■ Task to complete ■
Return the listing below exactly, with the pictures dropped.

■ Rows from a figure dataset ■
-- start --
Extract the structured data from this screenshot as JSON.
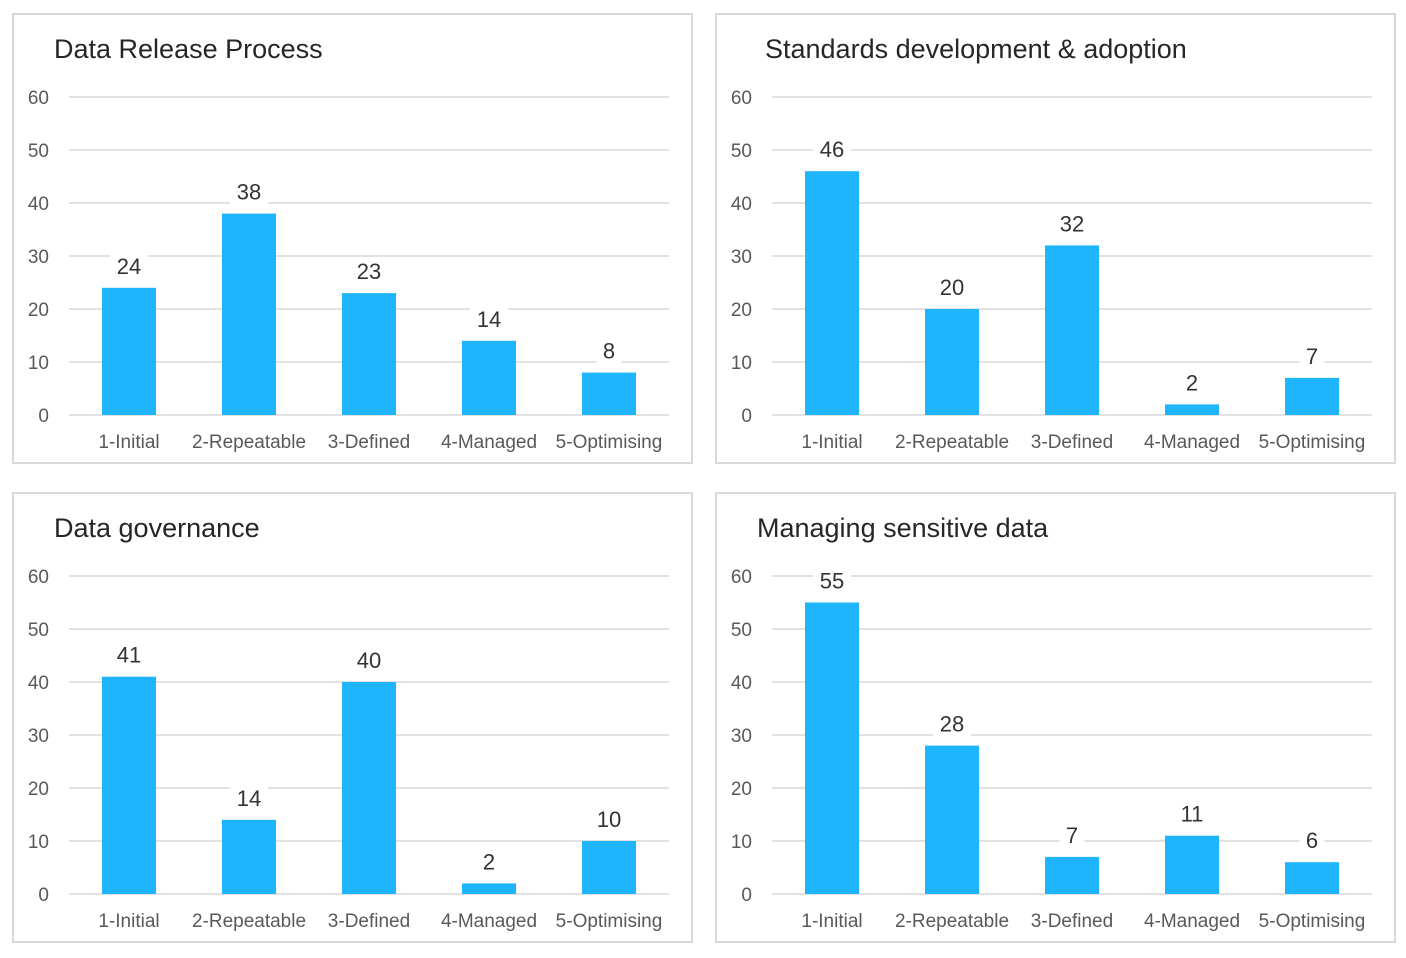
{
  "chart_data": [
    {
      "type": "bar",
      "title": "Data Release Process",
      "categories": [
        "1-Initial",
        "2-Repeatable",
        "3-Defined",
        "4-Managed",
        "5-Optimising"
      ],
      "values": [
        24,
        38,
        23,
        14,
        8
      ],
      "ylim": [
        0,
        60
      ],
      "yticks": [
        0,
        10,
        20,
        30,
        40,
        50,
        60
      ],
      "grid": true,
      "bar_color": "#1eb5fc",
      "data_labels": true
    },
    {
      "type": "bar",
      "title": "Standards development & adoption",
      "categories": [
        "1-Initial",
        "2-Repeatable",
        "3-Defined",
        "4-Managed",
        "5-Optimising"
      ],
      "values": [
        46,
        20,
        32,
        2,
        7
      ],
      "ylim": [
        0,
        60
      ],
      "yticks": [
        0,
        10,
        20,
        30,
        40,
        50,
        60
      ],
      "grid": true,
      "bar_color": "#1eb5fc",
      "data_labels": true
    },
    {
      "type": "bar",
      "title": "Data governance",
      "categories": [
        "1-Initial",
        "2-Repeatable",
        "3-Defined",
        "4-Managed",
        "5-Optimising"
      ],
      "values": [
        41,
        14,
        40,
        2,
        10
      ],
      "ylim": [
        0,
        60
      ],
      "yticks": [
        0,
        10,
        20,
        30,
        40,
        50,
        60
      ],
      "grid": true,
      "bar_color": "#1eb5fc",
      "data_labels": true
    },
    {
      "type": "bar",
      "title": "Managing sensitive data",
      "categories": [
        "1-Initial",
        "2-Repeatable",
        "3-Defined",
        "4-Managed",
        "5-Optimising"
      ],
      "values": [
        55,
        28,
        7,
        11,
        6
      ],
      "ylim": [
        0,
        60
      ],
      "yticks": [
        0,
        10,
        20,
        30,
        40,
        50,
        60
      ],
      "grid": true,
      "bar_color": "#1eb5fc",
      "data_labels": true
    }
  ]
}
-- end --
■ Written answer ■
Extract the structured data from this screenshot as JSON.
{
  "chart_data": [
    {
      "type": "bar",
      "title": "Data Release Process",
      "categories": [
        "1-Initial",
        "2-Repeatable",
        "3-Defined",
        "4-Managed",
        "5-Optimising"
      ],
      "values": [
        24,
        38,
        23,
        14,
        8
      ],
      "ylim": [
        0,
        60
      ],
      "yticks": [
        0,
        10,
        20,
        30,
        40,
        50,
        60
      ],
      "grid": true,
      "bar_color": "#1eb5fc",
      "data_labels": true
    },
    {
      "type": "bar",
      "title": "Standards development & adoption",
      "categories": [
        "1-Initial",
        "2-Repeatable",
        "3-Defined",
        "4-Managed",
        "5-Optimising"
      ],
      "values": [
        46,
        20,
        32,
        2,
        7
      ],
      "ylim": [
        0,
        60
      ],
      "yticks": [
        0,
        10,
        20,
        30,
        40,
        50,
        60
      ],
      "grid": true,
      "bar_color": "#1eb5fc",
      "data_labels": true
    },
    {
      "type": "bar",
      "title": "Data governance",
      "categories": [
        "1-Initial",
        "2-Repeatable",
        "3-Defined",
        "4-Managed",
        "5-Optimising"
      ],
      "values": [
        41,
        14,
        40,
        2,
        10
      ],
      "ylim": [
        0,
        60
      ],
      "yticks": [
        0,
        10,
        20,
        30,
        40,
        50,
        60
      ],
      "grid": true,
      "bar_color": "#1eb5fc",
      "data_labels": true
    },
    {
      "type": "bar",
      "title": "Managing sensitive data",
      "categories": [
        "1-Initial",
        "2-Repeatable",
        "3-Defined",
        "4-Managed",
        "5-Optimising"
      ],
      "values": [
        55,
        28,
        7,
        11,
        6
      ],
      "ylim": [
        0,
        60
      ],
      "yticks": [
        0,
        10,
        20,
        30,
        40,
        50,
        60
      ],
      "grid": true,
      "bar_color": "#1eb5fc",
      "data_labels": true
    }
  ]
}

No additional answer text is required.